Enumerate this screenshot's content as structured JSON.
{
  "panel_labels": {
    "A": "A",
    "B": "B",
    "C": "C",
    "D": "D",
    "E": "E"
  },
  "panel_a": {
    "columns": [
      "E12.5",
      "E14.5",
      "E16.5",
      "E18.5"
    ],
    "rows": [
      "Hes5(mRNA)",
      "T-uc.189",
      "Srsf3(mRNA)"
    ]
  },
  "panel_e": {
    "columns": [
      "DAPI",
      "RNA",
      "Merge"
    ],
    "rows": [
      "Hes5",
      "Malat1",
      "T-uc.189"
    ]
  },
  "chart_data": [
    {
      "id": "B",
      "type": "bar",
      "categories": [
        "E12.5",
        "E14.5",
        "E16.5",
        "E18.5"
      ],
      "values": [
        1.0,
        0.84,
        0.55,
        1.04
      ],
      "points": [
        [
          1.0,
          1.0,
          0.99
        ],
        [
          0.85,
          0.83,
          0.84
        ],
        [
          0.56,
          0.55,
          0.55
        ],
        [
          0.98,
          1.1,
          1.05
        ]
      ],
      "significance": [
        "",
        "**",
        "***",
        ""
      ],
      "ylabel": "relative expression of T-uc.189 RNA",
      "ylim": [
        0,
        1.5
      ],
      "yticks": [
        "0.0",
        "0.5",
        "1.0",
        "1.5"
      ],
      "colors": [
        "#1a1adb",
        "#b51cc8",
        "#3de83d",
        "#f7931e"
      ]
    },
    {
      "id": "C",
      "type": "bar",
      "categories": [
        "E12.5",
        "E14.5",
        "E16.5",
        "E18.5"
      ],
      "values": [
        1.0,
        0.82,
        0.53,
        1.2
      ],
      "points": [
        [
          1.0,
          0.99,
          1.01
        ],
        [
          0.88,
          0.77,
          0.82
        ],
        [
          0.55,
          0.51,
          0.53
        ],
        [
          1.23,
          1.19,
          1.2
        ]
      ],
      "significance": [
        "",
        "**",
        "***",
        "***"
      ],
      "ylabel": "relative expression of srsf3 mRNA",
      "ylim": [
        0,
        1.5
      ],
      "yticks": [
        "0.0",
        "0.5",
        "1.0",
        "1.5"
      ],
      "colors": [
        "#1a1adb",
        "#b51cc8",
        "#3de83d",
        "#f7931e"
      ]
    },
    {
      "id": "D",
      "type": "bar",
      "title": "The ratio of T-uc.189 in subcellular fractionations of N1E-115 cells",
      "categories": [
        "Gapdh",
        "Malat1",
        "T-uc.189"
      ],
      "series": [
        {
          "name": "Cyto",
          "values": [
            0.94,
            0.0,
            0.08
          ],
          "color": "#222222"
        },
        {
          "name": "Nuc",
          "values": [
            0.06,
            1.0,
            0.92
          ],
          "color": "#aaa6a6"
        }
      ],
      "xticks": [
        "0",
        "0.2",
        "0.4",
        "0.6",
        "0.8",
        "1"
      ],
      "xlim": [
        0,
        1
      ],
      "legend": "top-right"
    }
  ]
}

_WHAT IS NEEDED_
The only acceptable answer is the full set of entries, repeated exactly.

_RESPONSE TO THIS TASK_
Enumerate this screenshot's content as structured JSON.
{
  "panel_labels": {
    "A": "A",
    "B": "B",
    "C": "C",
    "D": "D",
    "E": "E"
  },
  "panel_a": {
    "columns": [
      "E12.5",
      "E14.5",
      "E16.5",
      "E18.5"
    ],
    "rows": [
      "Hes5(mRNA)",
      "T-uc.189",
      "Srsf3(mRNA)"
    ]
  },
  "panel_e": {
    "columns": [
      "DAPI",
      "RNA",
      "Merge"
    ],
    "rows": [
      "Hes5",
      "Malat1",
      "T-uc.189"
    ]
  },
  "chart_data": [
    {
      "id": "B",
      "type": "bar",
      "categories": [
        "E12.5",
        "E14.5",
        "E16.5",
        "E18.5"
      ],
      "values": [
        1.0,
        0.84,
        0.55,
        1.04
      ],
      "points": [
        [
          1.0,
          1.0,
          0.99
        ],
        [
          0.85,
          0.83,
          0.84
        ],
        [
          0.56,
          0.55,
          0.55
        ],
        [
          0.98,
          1.1,
          1.05
        ]
      ],
      "significance": [
        "",
        "**",
        "***",
        ""
      ],
      "ylabel": "relative expression of T-uc.189 RNA",
      "ylim": [
        0,
        1.5
      ],
      "yticks": [
        "0.0",
        "0.5",
        "1.0",
        "1.5"
      ],
      "colors": [
        "#1a1adb",
        "#b51cc8",
        "#3de83d",
        "#f7931e"
      ]
    },
    {
      "id": "C",
      "type": "bar",
      "categories": [
        "E12.5",
        "E14.5",
        "E16.5",
        "E18.5"
      ],
      "values": [
        1.0,
        0.82,
        0.53,
        1.2
      ],
      "points": [
        [
          1.0,
          0.99,
          1.01
        ],
        [
          0.88,
          0.77,
          0.82
        ],
        [
          0.55,
          0.51,
          0.53
        ],
        [
          1.23,
          1.19,
          1.2
        ]
      ],
      "significance": [
        "",
        "**",
        "***",
        "***"
      ],
      "ylabel": "relative expression of srsf3 mRNA",
      "ylim": [
        0,
        1.5
      ],
      "yticks": [
        "0.0",
        "0.5",
        "1.0",
        "1.5"
      ],
      "colors": [
        "#1a1adb",
        "#b51cc8",
        "#3de83d",
        "#f7931e"
      ]
    },
    {
      "id": "D",
      "type": "bar",
      "title": "The ratio of T-uc.189 in subcellular fractionations of N1E-115 cells",
      "categories": [
        "Gapdh",
        "Malat1",
        "T-uc.189"
      ],
      "series": [
        {
          "name": "Cyto",
          "values": [
            0.94,
            0.0,
            0.08
          ],
          "color": "#222222"
        },
        {
          "name": "Nuc",
          "values": [
            0.06,
            1.0,
            0.92
          ],
          "color": "#aaa6a6"
        }
      ],
      "xticks": [
        "0",
        "0.2",
        "0.4",
        "0.6",
        "0.8",
        "1"
      ],
      "xlim": [
        0,
        1
      ],
      "legend": "top-right"
    }
  ]
}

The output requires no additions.